Begin QUOTED PASSAGE
Yeaaaaa!!!! Thanks Deb for all you do and finding forever parents for these sweet babies.


----------



## Cosy (Feb 9, 2006)

What a sweet picture, Deb. I'm so glad she's going to a great home.


----------



## mss (Mar 1, 2006)

That's wonderful! :biggrin: Congratulations to Joanie, to her new family, and to her rescue family who helped her on her way to a great new life! :wub:


----------



## Deborah (Jan 8, 2006)

Great news! :biggrin:


----------



## Snowbody (Jan 3, 2009)

:sHa_banana: :cheer: Joanie's got a furever home!!!! Yea!!! What great news. I hope her mom joins SM and keeps us up to date. Despite her girth I thought she was beautiful. I know she'll make Gypsy very happy. :biggrin: Boy you're going to have an empty house before you know it  (time for a spit take Deb)


----------



## drclee (Jul 16, 2008)

I'm so happy for Joanie! It's another happy ending! :aktion033:


----------



## Bonnie's Mommie (Mar 2, 2006)

:chili: :chili: YAY FOR JOANIE!! :chili: :chili: Now you're down to what, Deb, 10? Give her a big goodbye hug from me and Bonnie!


----------



## iheartbisou (Feb 13, 2007)

Congratulations to Joanie and her new mommy!! That's fantastic news!!


----------



## maggieh (Dec 16, 2007)

That's awesome! Thank you Deb for helping her along the way! Hugs to all, especially new mommy Gypsy.


----------



## thefab5 (Feb 1, 2007)

Hooray for Joanie!

Go have a wonderful life!


----------



## njdrake (Apr 23, 2007)

That's wonderful!!
Congratulations Joanie!!


----------



## sophie (Jul 9, 2006)

Way to go, Joanie!!! Your new mom sounds wonderful. I hope she joins SM, too!!!

Linda


----------



## The A Team (Dec 1, 2005)

Ok, so now that I'm late in seeing this.....how'd it go?? Was Joanie happy to go?????? Was Gypsy in love??? were there pictures taken???

all these questions....sorry....


----------



## maltlovereileen (Jan 19, 2009)

So Fantastic!!!!! You will miss her, Deb... but your revolving door is such a Godsend for so many (fat ones included  ;D)... xoxoxox


----------



## 3Maltmom (May 23, 2005)

LOL ~ So very sorry, I've had a terrible cold all week, which gave me an ear, and tooth-ache, along with my new "sales" position.

So, I talk to Gypsy last night, and her new GPS led her to Escondido. Bless her heart, she got lost, with no help, as she was in
San Diego County, and asking for help. She didn't call me, as she didn't want to bother me at work. 

She stayed in a hotel last night, and will be here shortly. 

I bathed my Joanie, clipped her little/big bummy, and have been snuggling. Gosh, she's a love. :wub: 

I'll keep you all informed, and once again, take plenty of pics. I'm soooo happy for my Joanie. I can't believe it. She will be loving life.
End QUOTED PASSAGE
■ SET OF TASKS ■
#1 In the forum thread about Joanie's adoption, list each thing 3Maltmom says she did with Joanie.
#2 According to the forum thread about Joanie's adoption, where did Gypsy's new GPS lead her?
Begin DATA EXCERPT
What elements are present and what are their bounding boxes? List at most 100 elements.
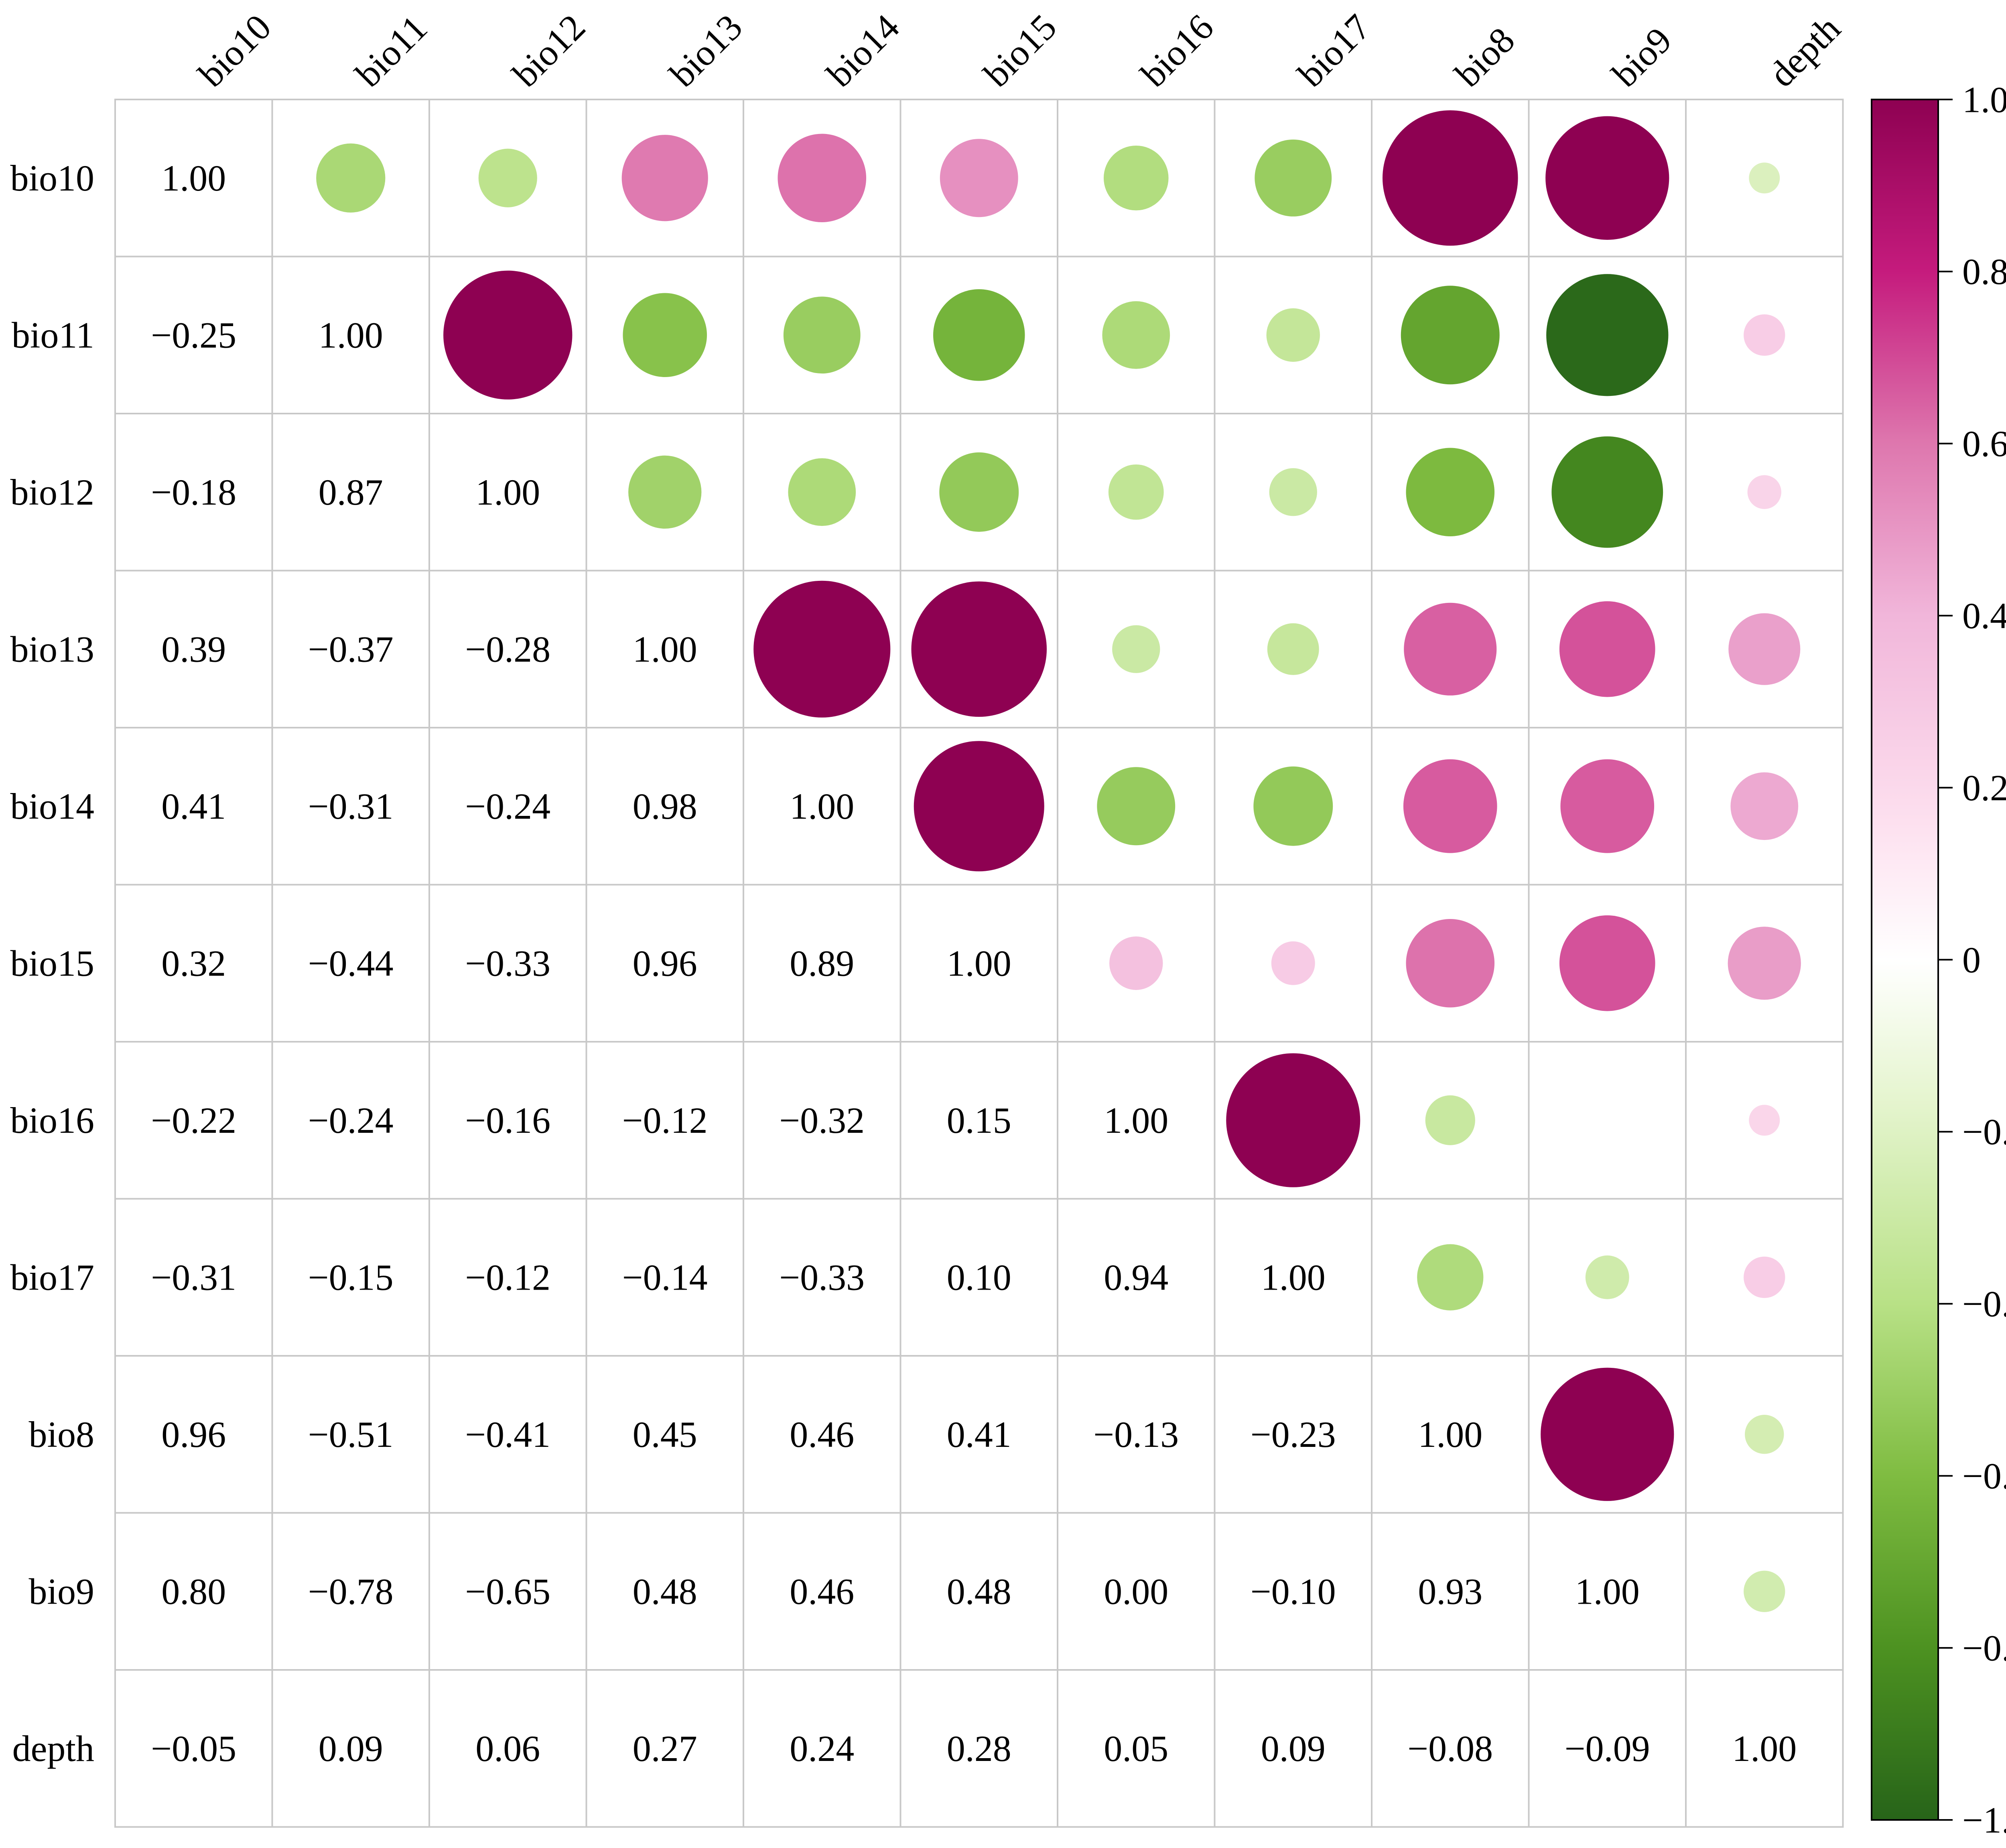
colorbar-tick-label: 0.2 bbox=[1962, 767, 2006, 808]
End DATA EXCERPT
■ WORKED ANSWERS ■
#1
- Bathed her
- Clipped her little/big bummy
- Snuggled with her

#2 To Escondido.